## START DATA IN THIS EXERCISE

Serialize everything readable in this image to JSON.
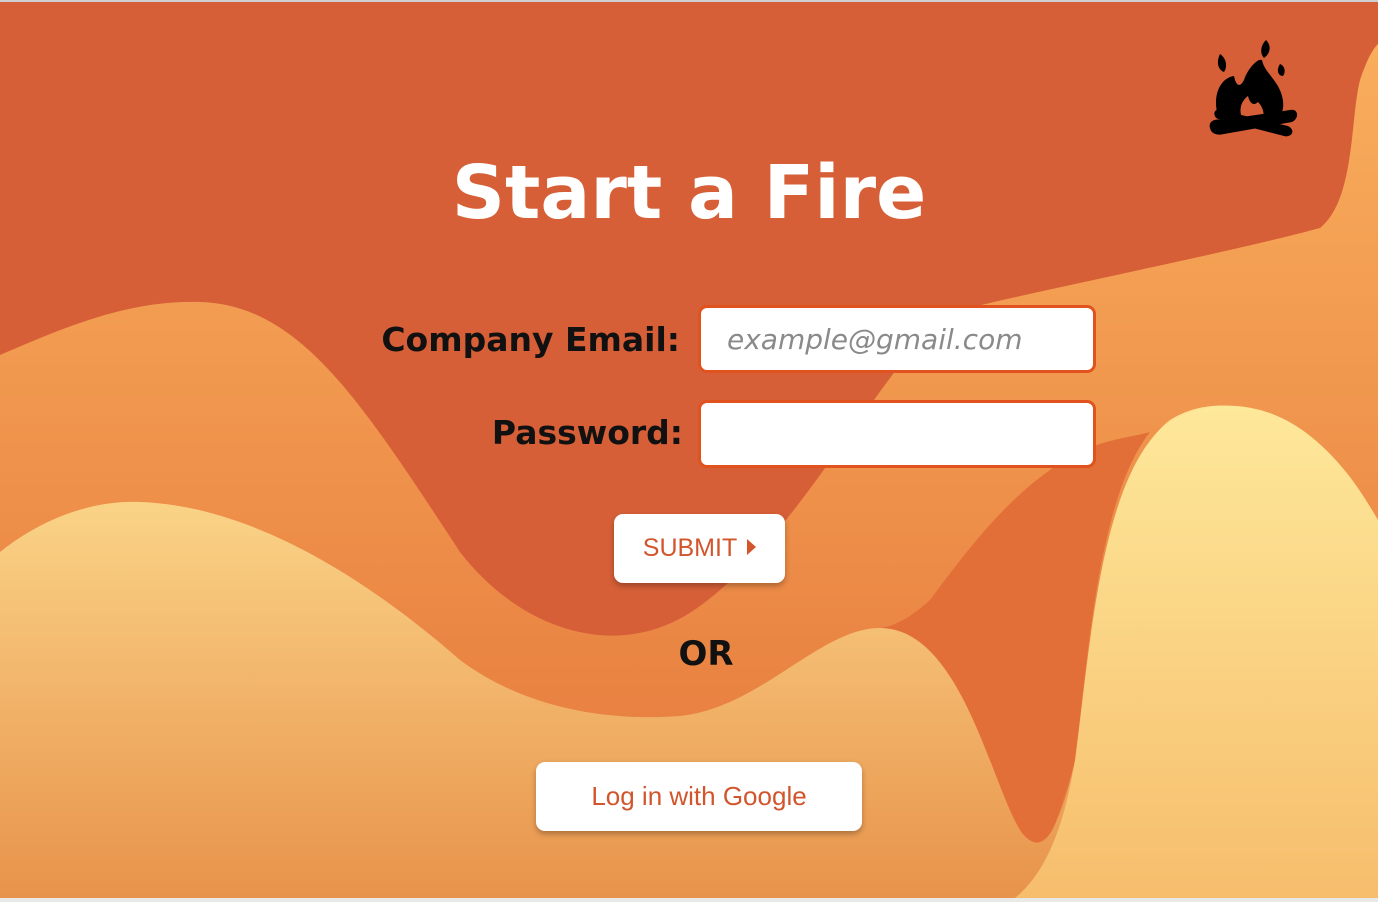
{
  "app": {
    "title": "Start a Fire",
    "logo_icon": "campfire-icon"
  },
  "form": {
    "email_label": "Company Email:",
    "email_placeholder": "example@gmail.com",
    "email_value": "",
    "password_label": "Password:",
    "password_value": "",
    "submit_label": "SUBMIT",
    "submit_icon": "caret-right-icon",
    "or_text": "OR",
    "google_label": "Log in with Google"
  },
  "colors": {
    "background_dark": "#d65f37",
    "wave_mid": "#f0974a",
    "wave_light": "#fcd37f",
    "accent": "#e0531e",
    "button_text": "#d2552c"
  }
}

## END DATA IN THIS EXERCISE
## START DATA IN THIS EXERCISE

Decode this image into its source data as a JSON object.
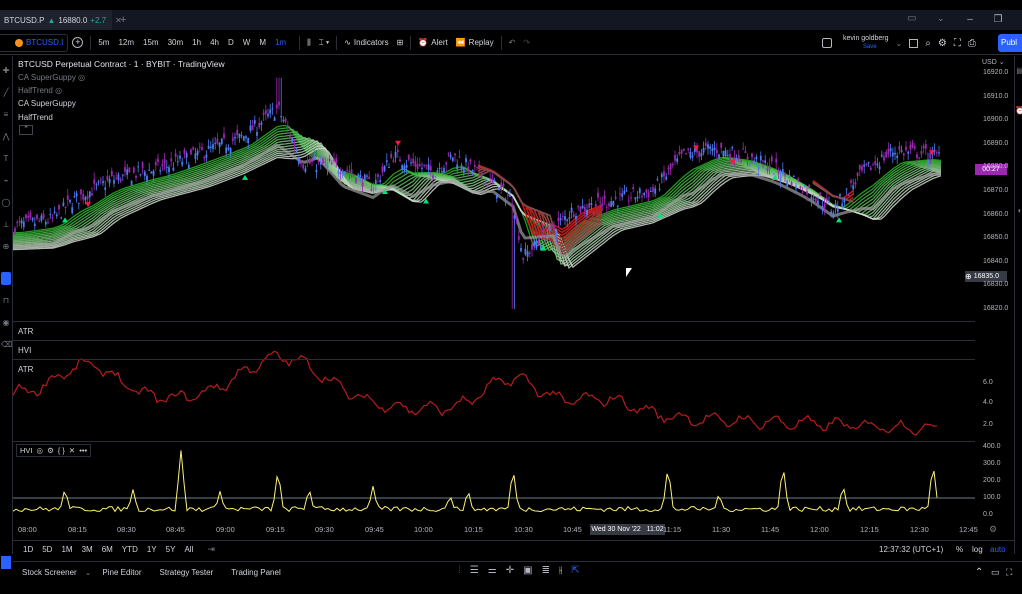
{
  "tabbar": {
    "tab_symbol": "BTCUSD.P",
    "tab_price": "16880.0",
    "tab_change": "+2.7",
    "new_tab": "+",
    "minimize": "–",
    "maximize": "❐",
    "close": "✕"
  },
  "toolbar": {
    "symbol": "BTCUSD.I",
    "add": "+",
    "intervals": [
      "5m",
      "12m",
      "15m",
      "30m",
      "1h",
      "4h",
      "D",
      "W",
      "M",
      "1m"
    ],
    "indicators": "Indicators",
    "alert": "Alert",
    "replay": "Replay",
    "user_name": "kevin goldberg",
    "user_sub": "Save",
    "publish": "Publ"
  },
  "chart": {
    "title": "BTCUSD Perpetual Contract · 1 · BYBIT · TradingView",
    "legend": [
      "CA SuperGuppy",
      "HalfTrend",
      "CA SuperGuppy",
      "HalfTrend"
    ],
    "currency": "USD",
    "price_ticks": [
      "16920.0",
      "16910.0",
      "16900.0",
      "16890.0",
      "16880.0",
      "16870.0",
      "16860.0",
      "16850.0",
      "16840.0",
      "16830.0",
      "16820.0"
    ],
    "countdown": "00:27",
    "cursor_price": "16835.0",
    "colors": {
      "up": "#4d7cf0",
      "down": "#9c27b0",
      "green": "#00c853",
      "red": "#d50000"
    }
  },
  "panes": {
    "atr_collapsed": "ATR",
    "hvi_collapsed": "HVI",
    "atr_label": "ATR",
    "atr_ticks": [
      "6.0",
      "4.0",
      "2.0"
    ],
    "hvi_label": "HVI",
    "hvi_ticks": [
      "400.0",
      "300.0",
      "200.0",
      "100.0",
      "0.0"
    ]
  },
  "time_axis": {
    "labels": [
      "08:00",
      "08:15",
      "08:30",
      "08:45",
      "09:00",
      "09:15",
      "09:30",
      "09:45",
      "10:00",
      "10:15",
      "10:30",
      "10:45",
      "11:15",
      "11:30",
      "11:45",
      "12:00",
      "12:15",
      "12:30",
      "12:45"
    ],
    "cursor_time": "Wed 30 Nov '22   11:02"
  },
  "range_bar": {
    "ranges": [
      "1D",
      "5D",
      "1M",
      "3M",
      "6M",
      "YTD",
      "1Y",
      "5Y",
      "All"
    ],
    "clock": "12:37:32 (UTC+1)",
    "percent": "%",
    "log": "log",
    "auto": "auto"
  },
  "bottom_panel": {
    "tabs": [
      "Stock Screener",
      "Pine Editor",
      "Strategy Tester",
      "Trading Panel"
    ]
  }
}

## END DATA IN THIS EXERCISE

Lines containing the word "image" must all be returned from the material above.

COMPLETED TASK:
Serialize everything readable in this image to JSON.
Decode this image into its source data as a JSON object.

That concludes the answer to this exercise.